# DVD recorder repair



## DunWorkin (Sep 2, 2010)

Our DVD recorder has stopped working and, before rushing out to buy a new one - they are not cheap, I would like to see if it can be repaired.

Does anyone know of somewhere between Alicante and Benidorm that I can take it to have it looked at?

The closer to El Campello the better but it does really need to be fairly near a tram station as I do not have a car and it is quite heavy to carry very far.


----------



## Trubrit (Nov 24, 2010)

I paid 32 euros for a Sony DVD player in Alcampo, I feel certain that a repair will cost your more than that.


----------



## tarot650 (Sep 30, 2007)

Trubrit said:


> I paid 32 euros for a Sony DVD player in Alcampo, I feel certain that a repair will cost your more than that.


DVD players very inexpensive now but the OP was asking about a DVD recorder which is completely different to a DVD player and I know what we payed for ours and it was a damned sight more than 32euros.Sorry I can;t help you with a place for your repair.SB.


----------



## DunWorkin (Sep 2, 2010)

Trubrit said:


> I paid 32 euros for a Sony DVD player in Alcampo, I feel certain that a repair will cost your more than that.


It is a DVD recorder with 160GB hard disk not just a DVD player. I saw one in Carrefour today with 500GB and that was €269.

The thing is now with Blu Ray coming in more and more I don't know whether to buy DVD or Blu Ray


----------



## baldilocks (Mar 7, 2010)

Data shown
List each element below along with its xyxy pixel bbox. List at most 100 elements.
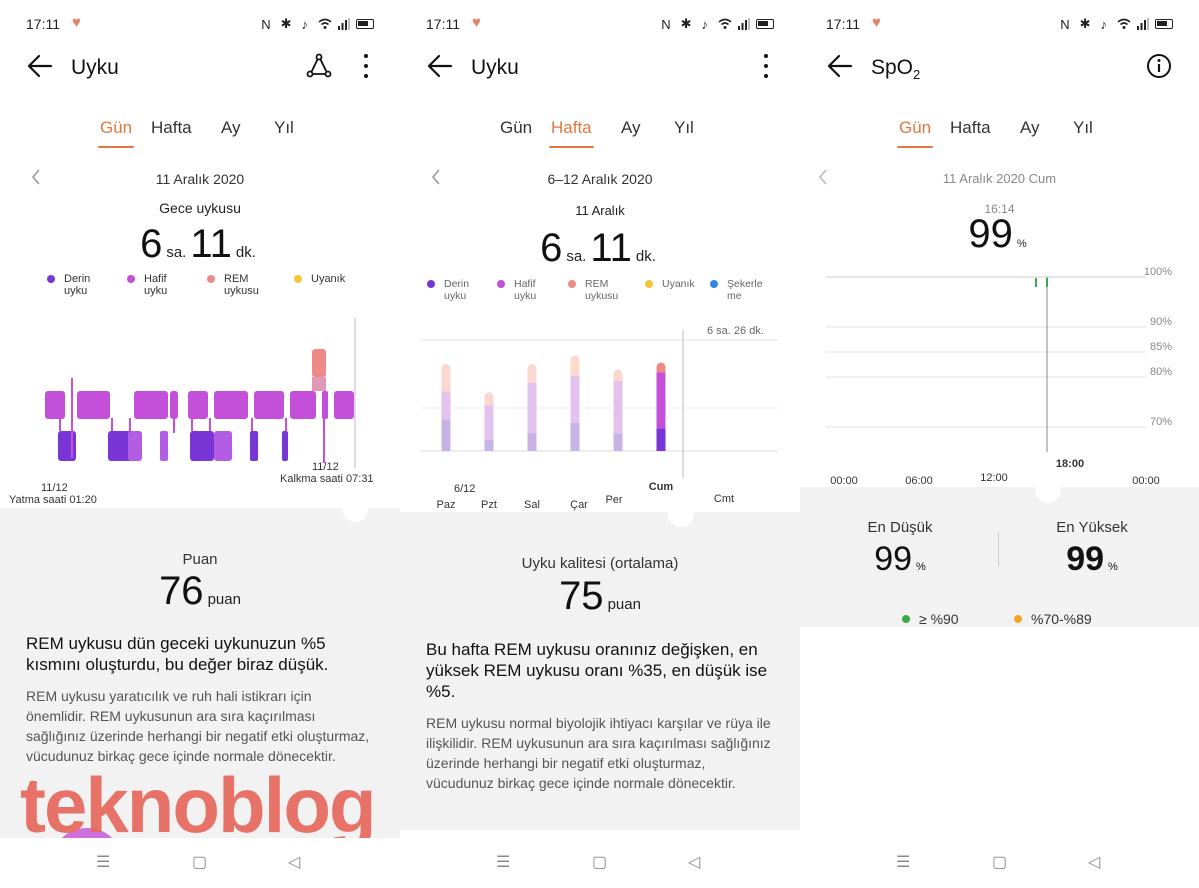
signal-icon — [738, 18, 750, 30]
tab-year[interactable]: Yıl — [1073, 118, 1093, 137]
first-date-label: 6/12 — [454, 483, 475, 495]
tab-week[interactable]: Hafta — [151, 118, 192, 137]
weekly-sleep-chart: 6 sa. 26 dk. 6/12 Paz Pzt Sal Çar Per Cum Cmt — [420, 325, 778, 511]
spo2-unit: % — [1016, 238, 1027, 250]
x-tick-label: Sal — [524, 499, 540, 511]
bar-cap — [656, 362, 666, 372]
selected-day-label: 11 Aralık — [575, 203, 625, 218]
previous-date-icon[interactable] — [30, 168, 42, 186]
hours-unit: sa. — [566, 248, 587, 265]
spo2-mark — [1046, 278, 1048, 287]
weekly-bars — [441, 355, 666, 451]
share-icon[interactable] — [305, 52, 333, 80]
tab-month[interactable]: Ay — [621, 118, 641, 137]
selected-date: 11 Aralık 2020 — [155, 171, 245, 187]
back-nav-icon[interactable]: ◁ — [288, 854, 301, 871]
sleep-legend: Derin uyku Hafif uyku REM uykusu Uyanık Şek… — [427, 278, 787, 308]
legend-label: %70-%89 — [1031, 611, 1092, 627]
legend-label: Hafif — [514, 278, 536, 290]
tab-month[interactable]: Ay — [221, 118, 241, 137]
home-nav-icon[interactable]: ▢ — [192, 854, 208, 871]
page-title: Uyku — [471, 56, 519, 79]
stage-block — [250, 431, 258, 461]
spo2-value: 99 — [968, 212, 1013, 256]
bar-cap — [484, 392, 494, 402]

Task requirements
(1) Please output the rows as a JSON list of strings, one string per line, starting with the line containing "signal-icon — [738, 18, 750, 30]" and going on through the last line of the rows, and leave out any blank lines.
(2) Write what comes next in the forum thread about repairing a DVD recorder, picking up right after its last line.

Exercise answers
(1)
[
  "signal-icon — [738, 18, 750, 30]",
  "tab-year[interactable]: Yıl — [1073, 118, 1093, 137]",
  "first-date-label: 6/12 — [454, 483, 475, 495]",
  "tab-week[interactable]: Hafta — [151, 118, 192, 137]",
  "weekly-sleep-chart: 6 sa. 26 dk. 6/12 Paz Pzt Sal Çar Per Cum Cmt — [420, 325, 778, 511]",
  "spo2-unit: % — [1016, 238, 1027, 250]",
  "x-tick-label: Sal — [524, 499, 540, 511]",
  "bar-cap — [656, 362, 666, 372]",
  "selected-day-label: 11 Aralık — [575, 203, 625, 218]",
  "previous-date-icon[interactable] — [30, 168, 42, 186]",
  "hours-unit: sa. — [566, 248, 587, 265]",
  "spo2-mark — [1046, 278, 1048, 287]",
  "weekly-bars — [441, 355, 666, 451]",
  "share-icon[interactable] — [305, 52, 333, 80]",
  "tab-month[interactable]: Ay — [621, 118, 641, 137]",
  "selected-date: 11 Aralık 2020 — [155, 171, 245, 187]",
  "back-nav-icon[interactable]: ◁ — [288, 854, 301, 871]",
  "sleep-legend: Derin uyku Hafif uyku REM uykusu Uyanık Şek… — [427, 278, 787, 308]",
  "legend-label: %70-%89 — [1031, 611, 1092, 627]",
  "legend-label: Hafif — [514, 278, 536, 290]",
  "tab-month[interactable]: Ay — [221, 118, 241, 137]",
  "home-nav-icon[interactable]: ▢ — [192, 854, 208, 871]",
  "page-title: Uyku — [471, 56, 519, 79]",
  "stage-block — [250, 431, 258, 461]",
  "spo2-value: 99 — [968, 212, 1013, 256]",
  "bar-cap — [484, 392, 494, 402]"
]

(2)
DunWorkin said:


> It is a DVD recorder with 160GB hard disk not just a DVD player. I saw one in Carrefour today with 500GB and that was €269.
> 
> The thing is now with Blu Ray coming in more and more I don't know whether to buy DVD or Blu Ray


I've just bought a BluRay on the grounds that it also handles DVD and I though to "inflation-proof" it.


----------



## bob_bob (Jan 5, 2011)

A common problem with a PVR system is hard drive failure and they are cheap and easy to replace, if the actual electronics have failed then I'd look at buying a new system which includes blu ray.


----------



## DunWorkin (Sep 2, 2010)

baldilocks said:


> I've just bought a BluRay on the grounds that it also handles DVD and I though to "inflation-proof" it.


Can you tell me what you bought that also reads DVD. Does it also write DVD format? Where did you buy it? I have lots of DVDs that would hate to not be able to play.


----------



## baldilocks (Mar 7, 2010)

DunWorkin said:


> Can you tell me what you bought that also reads DVD. Does it also write DVD format? Where did you buy it? I have lots of DVDs that would hate to not be able to play.


LG BP 135 - Reproductor de Blu-ray (Dolby Digital, Dolby TrueHD, DTS), ***** - Electrónica - Amazon.es

It is only a player not a recorder but if you put in the search: Blu Ray grabador/reproductor you should get quite a few.


----------



## DunWorkin (Sep 2, 2010)

baldilocks said:


> LG BP 135 - Reproductor de Blu-ray (Dolby Digital, Dolby TrueHD, DTS), ***** - Electrónica - Amazon.es
> 
> It is only a player not a recorder but if you put in the search: Blu Ray grabador/reproductor you should get quite a few.


I want a recorder not a player. I have seen one in Carrefour which is DVD. Not sure if DVD is going to be the future or if Blu Ray is.

Reminds me of the old days when you chose between VHS or Betamax. Who remembers Betamax?


----------



## baldilocks (Mar 7, 2010)

DunWorkin said:


> I want a recorder not a player. I have seen one in Carrefour which is DVD. Not sure if DVD is going to be the future or if Blu Ray is.
> 
> Reminds me of the old days when you chose between VHS or Betamax. Who remembers Betamax?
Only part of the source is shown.